■ Dataset entries on figures:
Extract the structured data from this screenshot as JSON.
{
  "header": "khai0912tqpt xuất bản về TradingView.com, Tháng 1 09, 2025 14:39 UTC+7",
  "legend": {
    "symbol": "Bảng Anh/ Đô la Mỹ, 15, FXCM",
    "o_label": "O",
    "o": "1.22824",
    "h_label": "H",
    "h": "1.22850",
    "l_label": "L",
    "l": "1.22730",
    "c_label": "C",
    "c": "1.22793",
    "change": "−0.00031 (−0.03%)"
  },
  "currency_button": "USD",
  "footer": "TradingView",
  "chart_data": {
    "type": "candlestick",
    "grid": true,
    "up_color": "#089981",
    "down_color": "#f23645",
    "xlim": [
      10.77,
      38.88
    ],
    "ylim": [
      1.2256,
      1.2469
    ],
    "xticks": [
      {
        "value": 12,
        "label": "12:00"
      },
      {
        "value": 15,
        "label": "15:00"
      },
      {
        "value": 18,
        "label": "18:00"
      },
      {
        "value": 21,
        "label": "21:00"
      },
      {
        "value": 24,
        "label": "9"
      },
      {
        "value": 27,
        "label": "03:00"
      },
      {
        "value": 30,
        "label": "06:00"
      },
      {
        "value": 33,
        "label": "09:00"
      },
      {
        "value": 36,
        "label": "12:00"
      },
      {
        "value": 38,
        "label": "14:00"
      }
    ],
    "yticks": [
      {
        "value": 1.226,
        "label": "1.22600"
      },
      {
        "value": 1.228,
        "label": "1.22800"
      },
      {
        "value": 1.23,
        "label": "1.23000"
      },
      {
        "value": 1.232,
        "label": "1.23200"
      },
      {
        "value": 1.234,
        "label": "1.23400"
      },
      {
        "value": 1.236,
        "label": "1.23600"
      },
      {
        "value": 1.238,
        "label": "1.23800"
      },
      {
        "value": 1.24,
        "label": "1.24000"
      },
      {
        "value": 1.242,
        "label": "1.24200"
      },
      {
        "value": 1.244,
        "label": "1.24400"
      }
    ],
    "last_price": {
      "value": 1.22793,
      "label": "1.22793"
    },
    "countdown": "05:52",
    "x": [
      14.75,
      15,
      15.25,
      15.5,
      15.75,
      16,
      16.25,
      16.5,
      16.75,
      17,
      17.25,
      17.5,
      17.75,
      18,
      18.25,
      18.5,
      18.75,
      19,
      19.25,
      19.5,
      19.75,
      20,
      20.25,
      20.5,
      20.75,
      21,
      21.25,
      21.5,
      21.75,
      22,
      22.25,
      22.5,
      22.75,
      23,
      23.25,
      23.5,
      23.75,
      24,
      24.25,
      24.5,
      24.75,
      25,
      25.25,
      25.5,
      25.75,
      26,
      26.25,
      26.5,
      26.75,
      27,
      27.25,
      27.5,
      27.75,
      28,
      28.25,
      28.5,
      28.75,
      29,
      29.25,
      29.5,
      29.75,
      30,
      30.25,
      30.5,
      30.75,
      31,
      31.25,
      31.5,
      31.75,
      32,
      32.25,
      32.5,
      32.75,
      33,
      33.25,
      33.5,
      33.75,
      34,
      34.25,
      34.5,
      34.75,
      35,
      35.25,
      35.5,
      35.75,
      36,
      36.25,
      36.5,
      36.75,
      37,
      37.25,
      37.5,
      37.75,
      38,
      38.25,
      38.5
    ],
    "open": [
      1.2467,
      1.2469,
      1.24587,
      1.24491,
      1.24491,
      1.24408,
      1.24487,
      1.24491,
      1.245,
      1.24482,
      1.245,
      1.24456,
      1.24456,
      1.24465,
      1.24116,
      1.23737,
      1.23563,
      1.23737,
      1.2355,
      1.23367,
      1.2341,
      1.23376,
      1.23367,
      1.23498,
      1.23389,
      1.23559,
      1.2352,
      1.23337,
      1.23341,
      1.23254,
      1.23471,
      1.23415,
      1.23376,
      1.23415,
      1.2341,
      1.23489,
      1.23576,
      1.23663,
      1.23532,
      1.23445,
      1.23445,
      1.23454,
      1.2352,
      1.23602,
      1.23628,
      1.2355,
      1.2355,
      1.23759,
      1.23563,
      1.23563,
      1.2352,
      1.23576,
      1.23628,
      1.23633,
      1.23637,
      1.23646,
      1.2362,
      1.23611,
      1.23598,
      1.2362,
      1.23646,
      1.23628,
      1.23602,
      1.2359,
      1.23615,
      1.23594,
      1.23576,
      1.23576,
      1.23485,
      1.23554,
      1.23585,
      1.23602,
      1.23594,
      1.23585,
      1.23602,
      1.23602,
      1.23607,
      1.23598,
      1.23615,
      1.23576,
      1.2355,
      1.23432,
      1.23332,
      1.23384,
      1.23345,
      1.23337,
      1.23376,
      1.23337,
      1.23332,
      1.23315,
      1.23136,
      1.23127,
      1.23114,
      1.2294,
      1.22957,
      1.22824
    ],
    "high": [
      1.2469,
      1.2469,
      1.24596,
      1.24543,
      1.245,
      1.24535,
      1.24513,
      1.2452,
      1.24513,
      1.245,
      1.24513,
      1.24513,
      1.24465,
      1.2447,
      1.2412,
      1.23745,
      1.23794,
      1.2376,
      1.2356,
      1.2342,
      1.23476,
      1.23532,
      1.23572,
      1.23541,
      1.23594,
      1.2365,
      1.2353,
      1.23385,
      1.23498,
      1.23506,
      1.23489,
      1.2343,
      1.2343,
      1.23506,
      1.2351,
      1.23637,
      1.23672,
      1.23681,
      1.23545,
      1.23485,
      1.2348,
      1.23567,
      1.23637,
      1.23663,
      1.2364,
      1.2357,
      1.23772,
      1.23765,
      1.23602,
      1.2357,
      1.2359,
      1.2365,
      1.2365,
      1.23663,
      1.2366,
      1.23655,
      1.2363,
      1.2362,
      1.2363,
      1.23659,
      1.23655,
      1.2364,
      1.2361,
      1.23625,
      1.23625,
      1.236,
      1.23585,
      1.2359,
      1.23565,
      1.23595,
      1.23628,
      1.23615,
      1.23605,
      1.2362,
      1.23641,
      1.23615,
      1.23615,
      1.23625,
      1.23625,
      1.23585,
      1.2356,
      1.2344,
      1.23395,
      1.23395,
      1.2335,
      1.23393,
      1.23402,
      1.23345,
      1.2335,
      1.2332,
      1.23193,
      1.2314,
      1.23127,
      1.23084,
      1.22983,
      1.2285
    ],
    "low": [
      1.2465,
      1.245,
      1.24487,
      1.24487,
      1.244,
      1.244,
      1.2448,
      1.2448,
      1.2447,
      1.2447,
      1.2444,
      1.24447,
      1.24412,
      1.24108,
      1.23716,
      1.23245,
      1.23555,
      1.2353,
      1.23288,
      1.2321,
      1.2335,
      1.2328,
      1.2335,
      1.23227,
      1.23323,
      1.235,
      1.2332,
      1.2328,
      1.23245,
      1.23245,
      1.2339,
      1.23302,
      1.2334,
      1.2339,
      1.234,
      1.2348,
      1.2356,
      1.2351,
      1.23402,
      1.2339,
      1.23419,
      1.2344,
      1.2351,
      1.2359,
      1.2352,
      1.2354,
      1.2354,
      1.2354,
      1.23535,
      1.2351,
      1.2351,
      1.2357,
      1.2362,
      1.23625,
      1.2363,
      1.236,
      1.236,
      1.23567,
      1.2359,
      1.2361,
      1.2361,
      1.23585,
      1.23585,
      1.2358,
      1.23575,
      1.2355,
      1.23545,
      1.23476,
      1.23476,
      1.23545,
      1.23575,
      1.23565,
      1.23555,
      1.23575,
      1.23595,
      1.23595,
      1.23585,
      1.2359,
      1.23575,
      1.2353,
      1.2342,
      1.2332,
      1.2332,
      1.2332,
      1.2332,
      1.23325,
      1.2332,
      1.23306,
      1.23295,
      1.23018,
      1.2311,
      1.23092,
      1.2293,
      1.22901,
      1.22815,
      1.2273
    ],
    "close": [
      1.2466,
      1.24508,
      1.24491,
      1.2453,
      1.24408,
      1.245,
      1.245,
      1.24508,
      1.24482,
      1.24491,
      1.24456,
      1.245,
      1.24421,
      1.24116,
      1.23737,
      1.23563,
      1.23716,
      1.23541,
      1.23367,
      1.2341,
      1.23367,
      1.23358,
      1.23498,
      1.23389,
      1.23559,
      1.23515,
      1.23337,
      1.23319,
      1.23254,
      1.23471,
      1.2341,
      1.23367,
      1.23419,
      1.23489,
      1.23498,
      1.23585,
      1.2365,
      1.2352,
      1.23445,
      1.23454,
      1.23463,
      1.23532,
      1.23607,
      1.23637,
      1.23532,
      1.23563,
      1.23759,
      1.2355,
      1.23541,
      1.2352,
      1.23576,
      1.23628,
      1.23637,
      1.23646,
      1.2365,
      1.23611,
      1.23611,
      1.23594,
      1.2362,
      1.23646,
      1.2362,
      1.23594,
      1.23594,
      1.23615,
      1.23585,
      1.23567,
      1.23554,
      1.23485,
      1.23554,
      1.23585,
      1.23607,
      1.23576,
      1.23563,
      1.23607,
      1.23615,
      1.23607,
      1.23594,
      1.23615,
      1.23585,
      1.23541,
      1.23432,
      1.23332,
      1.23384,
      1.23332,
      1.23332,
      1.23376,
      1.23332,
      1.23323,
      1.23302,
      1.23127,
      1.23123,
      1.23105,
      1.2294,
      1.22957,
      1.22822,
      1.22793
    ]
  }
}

■ STATED GOAL: Your task is to gather all lines from the entries above that hold the word "TradingView".

■ TASK ANSWER:
  "header": "khai0912tqpt xuất bản về TradingView.com, Tháng 1 09, 2025 14:39 UTC+7",
  "footer": "TradingView",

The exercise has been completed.